# Instructions to follow
What follows is a set of entries. Give them again exactly, without the pictures.

══ Listing

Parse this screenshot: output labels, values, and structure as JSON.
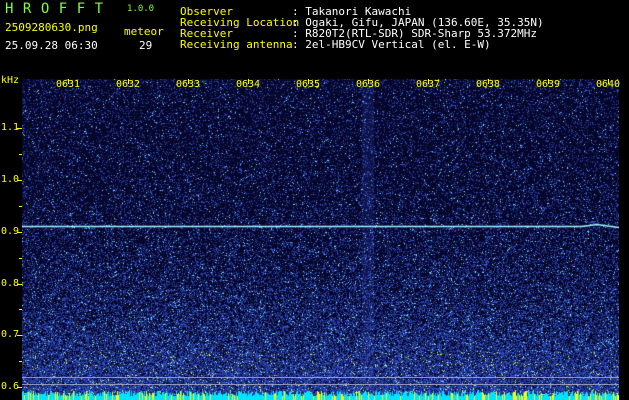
{
  "app": {
    "logo": "HROFFT",
    "version": "1.0.0"
  },
  "file": {
    "name": "2509280630.png",
    "datetime": "25.09.28 06:30"
  },
  "meteor": {
    "label": "meteor",
    "count": "29"
  },
  "info": [
    {
      "label": "Observer",
      "value": ": Takanori Kawachi"
    },
    {
      "label": "Receiving Location",
      "value": ": Ogaki, Gifu, JAPAN (136.60E, 35.35N)"
    },
    {
      "label": "Receiver",
      "value": ": R820T2(RTL-SDR) SDR-Sharp 53.372MHz"
    },
    {
      "label": "Receiving antenna",
      "value": ": 2el-HB9CV Vertical (el. E-W)"
    }
  ],
  "colors": {
    "green_text": "#7cff38",
    "yellow_text": "#ffff00",
    "white_text": "#ffffff",
    "background": "#000000",
    "spectrogram_base": "#06062a",
    "noise_blue": "#2a3cff",
    "signal_line": "#9ff6ff",
    "floor_cyan": "#00e5ff",
    "floor_yellow": "#ffff00"
  },
  "axes": {
    "y_unit": "kHz",
    "y_ticks": [
      "1.1",
      "1.0",
      "0.9",
      "0.8",
      "0.7",
      "0.6"
    ],
    "x_ticks": [
      "0631",
      "0632",
      "0633",
      "0634",
      "0635",
      "0636",
      "0637",
      "0638",
      "0639",
      "0640"
    ]
  },
  "spectrogram": {
    "y_range_khz": [
      0.575,
      1.195
    ],
    "carrier_khz": 0.91,
    "reference_lines_khz": [
      0.62,
      0.605
    ]
  }
}
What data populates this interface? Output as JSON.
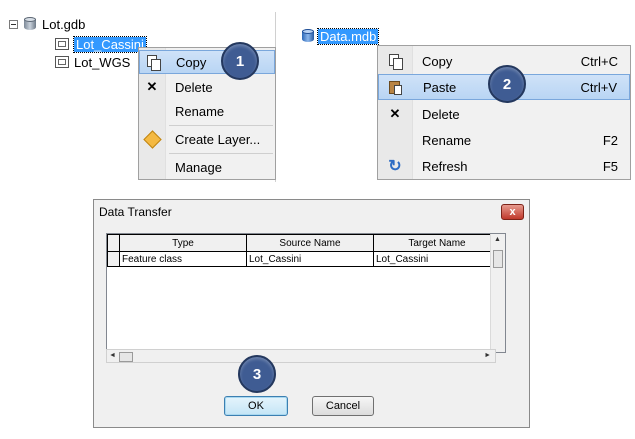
{
  "tree": {
    "root": "Lot.gdb",
    "items": [
      "Lot_Cassini",
      "Lot_WGS"
    ]
  },
  "menu1": {
    "items": [
      "Copy",
      "Delete",
      "Rename",
      "Create Layer...",
      "Manage"
    ]
  },
  "target": {
    "label": "Data.mdb"
  },
  "menu2": {
    "items": [
      {
        "label": "Copy",
        "shortcut": "Ctrl+C"
      },
      {
        "label": "Paste",
        "shortcut": "Ctrl+V"
      },
      {
        "label": "Delete",
        "shortcut": ""
      },
      {
        "label": "Rename",
        "shortcut": "F2"
      },
      {
        "label": "Refresh",
        "shortcut": "F5"
      }
    ]
  },
  "badges": [
    "1",
    "2",
    "3"
  ],
  "dialog": {
    "title": "Data Transfer",
    "close": "x",
    "columns": [
      "Type",
      "Source Name",
      "Target Name"
    ],
    "rows": [
      [
        "Feature class",
        "Lot_Cassini",
        "Lot_Cassini"
      ]
    ],
    "ok": "OK",
    "cancel": "Cancel"
  },
  "colors": {
    "selection": "#3399ff",
    "badge": "#3f5c93",
    "highlight": "#cfe2f8"
  },
  "icons": {
    "copy": "copy-icon",
    "paste": "paste-icon",
    "delete": "x-icon",
    "create_layer": "diamond-icon",
    "refresh": "refresh-icon",
    "database": "database-icon",
    "feature_class": "feature-class-icon"
  }
}
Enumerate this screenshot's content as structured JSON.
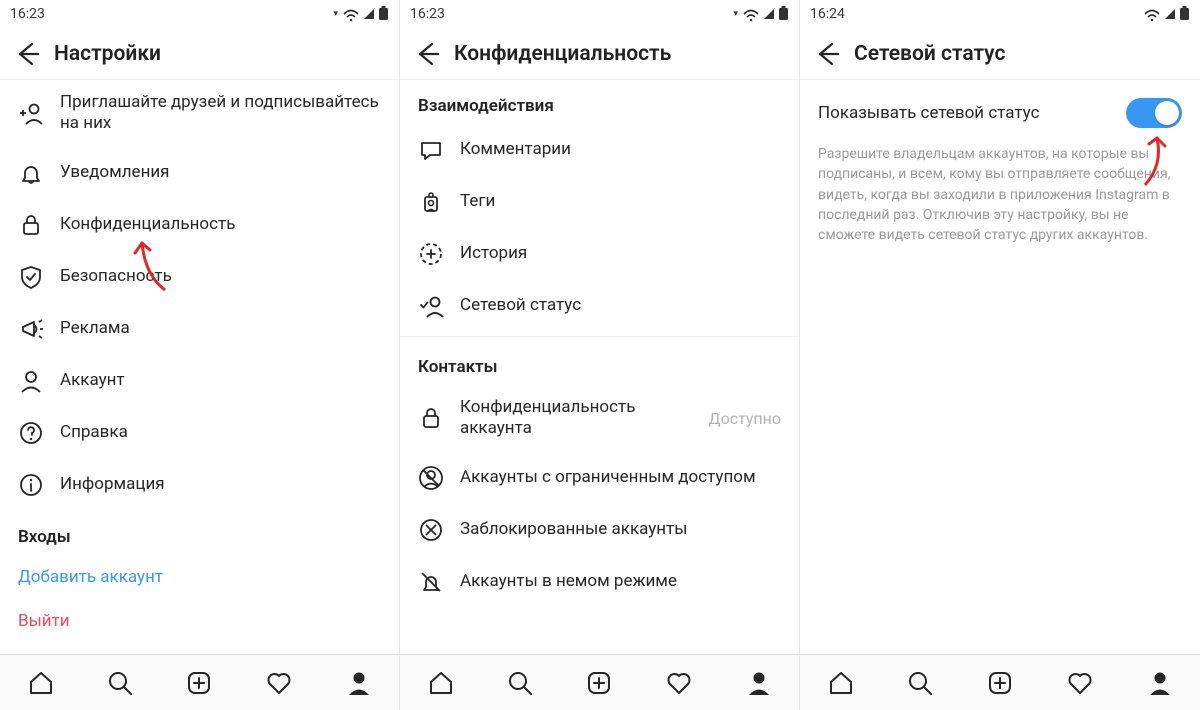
{
  "screen1": {
    "time": "16:23",
    "title": "Настройки",
    "items": [
      {
        "icon": "add-user",
        "label": "Приглашайте друзей и подписывайтесь на них"
      },
      {
        "icon": "bell",
        "label": "Уведомления"
      },
      {
        "icon": "lock",
        "label": "Конфиденциальность"
      },
      {
        "icon": "shield",
        "label": "Безопасность"
      },
      {
        "icon": "megaphone",
        "label": "Реклама"
      },
      {
        "icon": "user",
        "label": "Аккаунт"
      },
      {
        "icon": "help",
        "label": "Справка"
      },
      {
        "icon": "info",
        "label": "Информация"
      }
    ],
    "section_logins": "Входы",
    "add_account": "Добавить аккаунт",
    "logout": "Выйти"
  },
  "screen2": {
    "time": "16:23",
    "title": "Конфиденциальность",
    "section_interactions": "Взаимодействия",
    "interactions": [
      {
        "icon": "comment",
        "label": "Комментарии"
      },
      {
        "icon": "tag",
        "label": "Теги"
      },
      {
        "icon": "story",
        "label": "История"
      },
      {
        "icon": "activity",
        "label": "Сетевой статус"
      }
    ],
    "section_contacts": "Контакты",
    "contacts": [
      {
        "icon": "lock",
        "label": "Конфиденциальность аккаунта",
        "trail": "Доступно"
      },
      {
        "icon": "restricted",
        "label": "Аккаунты с ограниченным доступом"
      },
      {
        "icon": "blocked",
        "label": "Заблокированные аккаунты"
      },
      {
        "icon": "mute",
        "label": "Аккаунты в немом режиме"
      }
    ]
  },
  "screen3": {
    "time": "16:24",
    "title": "Сетевой статус",
    "toggle_label": "Показывать сетевой статус",
    "toggle_on": true,
    "description": "Разрешите владельцам аккаунтов, на которые вы подписаны, и всем, кому вы отправляете сообщения, видеть, когда вы заходили в приложения Instagram в последний раз. Отключив эту настройку, вы не сможете видеть сетевой статус других аккаунтов."
  }
}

════

# Output for this task
Parse this screenshot: output labels, values, and structure as JSON.
{
  "app": {
    "logo": "HROFFT",
    "version": "1.0.0"
  },
  "file": {
    "name": "2509280630.png",
    "datetime": "25.09.28 06:30"
  },
  "meteor": {
    "label": "meteor",
    "count": "29"
  },
  "info": [
    {
      "label": "Observer",
      "value": ": Takanori Kawachi"
    },
    {
      "label": "Receiving Location",
      "value": ": Ogaki, Gifu, JAPAN (136.60E, 35.35N)"
    },
    {
      "label": "Receiver",
      "value": ": R820T2(RTL-SDR) SDR-Sharp 53.372MHz"
    },
    {
      "label": "Receiving antenna",
      "value": ": 2el-HB9CV Vertical (el. E-W)"
    }
  ],
  "colors": {
    "green_text": "#7cff38",
    "yellow_text": "#ffff00",
    "white_text": "#ffffff",
    "background": "#000000",
    "spectrogram_base": "#06062a",
    "noise_blue": "#2a3cff",
    "signal_line": "#9ff6ff",
    "floor_cyan": "#00e5ff",
    "floor_yellow": "#ffff00"
  },
  "axes": {
    "y_unit": "kHz",
    "y_ticks": [
      "1.1",
      "1.0",
      "0.9",
      "0.8",
      "0.7",
      "0.6"
    ],
    "x_ticks": [
      "0631",
      "0632",
      "0633",
      "0634",
      "0635",
      "0636",
      "0637",
      "0638",
      "0639",
      "0640"
    ]
  },
  "spectrogram": {
    "y_range_khz": [
      0.575,
      1.195
    ],
    "carrier_khz": 0.91,
    "reference_lines_khz": [
      0.62,
      0.605
    ]
  }
}
What data populates this interface? Output as JSON.
{
  "tree": {
    "root": "Lot.gdb",
    "items": [
      "Lot_Cassini",
      "Lot_WGS"
    ]
  },
  "menu1": {
    "items": [
      "Copy",
      "Delete",
      "Rename",
      "Create Layer...",
      "Manage"
    ]
  },
  "target": {
    "label": "Data.mdb"
  },
  "menu2": {
    "items": [
      {
        "label": "Copy",
        "shortcut": "Ctrl+C"
      },
      {
        "label": "Paste",
        "shortcut": "Ctrl+V"
      },
      {
        "label": "Delete",
        "shortcut": ""
      },
      {
        "label": "Rename",
        "shortcut": "F2"
      },
      {
        "label": "Refresh",
        "shortcut": "F5"
      }
    ]
  },
  "badges": [
    "1",
    "2",
    "3"
  ],
  "dialog": {
    "title": "Data Transfer",
    "close": "x",
    "columns": [
      "Type",
      "Source Name",
      "Target Name"
    ],
    "rows": [
      [
        "Feature class",
        "Lot_Cassini",
        "Lot_Cassini"
      ]
    ],
    "ok": "OK",
    "cancel": "Cancel"
  },
  "colors": {
    "selection": "#3399ff",
    "badge": "#3f5c93",
    "highlight": "#cfe2f8"
  },
  "icons": {
    "copy": "copy-icon",
    "paste": "paste-icon",
    "delete": "x-icon",
    "create_layer": "diamond-icon",
    "refresh": "refresh-icon",
    "database": "database-icon",
    "feature_class": "feature-class-icon"
  }
}
Enumerate this screenshot's content as structured JSON.
{
  "screen1": {
    "time": "16:23",
    "title": "Настройки",
    "items": [
      {
        "icon": "add-user",
        "label": "Приглашайте друзей и подписывайтесь на них"
      },
      {
        "icon": "bell",
        "label": "Уведомления"
      },
      {
        "icon": "lock",
        "label": "Конфиденциальность"
      },
      {
        "icon": "shield",
        "label": "Безопасность"
      },
      {
        "icon": "megaphone",
        "label": "Реклама"
      },
      {
        "icon": "user",
        "label": "Аккаунт"
      },
      {
        "icon": "help",
        "label": "Справка"
      },
      {
        "icon": "info",
        "label": "Информация"
      }
    ],
    "section_logins": "Входы",
    "add_account": "Добавить аккаунт",
    "logout": "Выйти"
  },
  "screen2": {
    "time": "16:23",
    "title": "Конфиденциальность",
    "section_interactions": "Взаимодействия",
    "interactions": [
      {
        "icon": "comment",
        "label": "Комментарии"
      },
      {
        "icon": "tag",
        "label": "Теги"
      },
      {
        "icon": "story",
        "label": "История"
      },
      {
        "icon": "activity",
        "label": "Сетевой статус"
      }
    ],
    "section_contacts": "Контакты",
    "contacts": [
      {
        "icon": "lock",
        "label": "Конфиденциальность аккаунта",
        "trail": "Доступно"
      },
      {
        "icon": "restricted",
        "label": "Аккаунты с ограниченным доступом"
      },
      {
        "icon": "blocked",
        "label": "Заблокированные аккаунты"
      },
      {
        "icon": "mute",
        "label": "Аккаунты в немом режиме"
      }
    ]
  },
  "screen3": {
    "time": "16:24",
    "title": "Сетевой статус",
    "toggle_label": "Показывать сетевой статус",
    "toggle_on": true,
    "description": "Разрешите владельцам аккаунтов, на которые вы подписаны, и всем, кому вы отправляете сообщения, видеть, когда вы заходили в приложения Instagram в последний раз. Отключив эту настройку, вы не сможете видеть сетевой статус других аккаунтов."
  }
}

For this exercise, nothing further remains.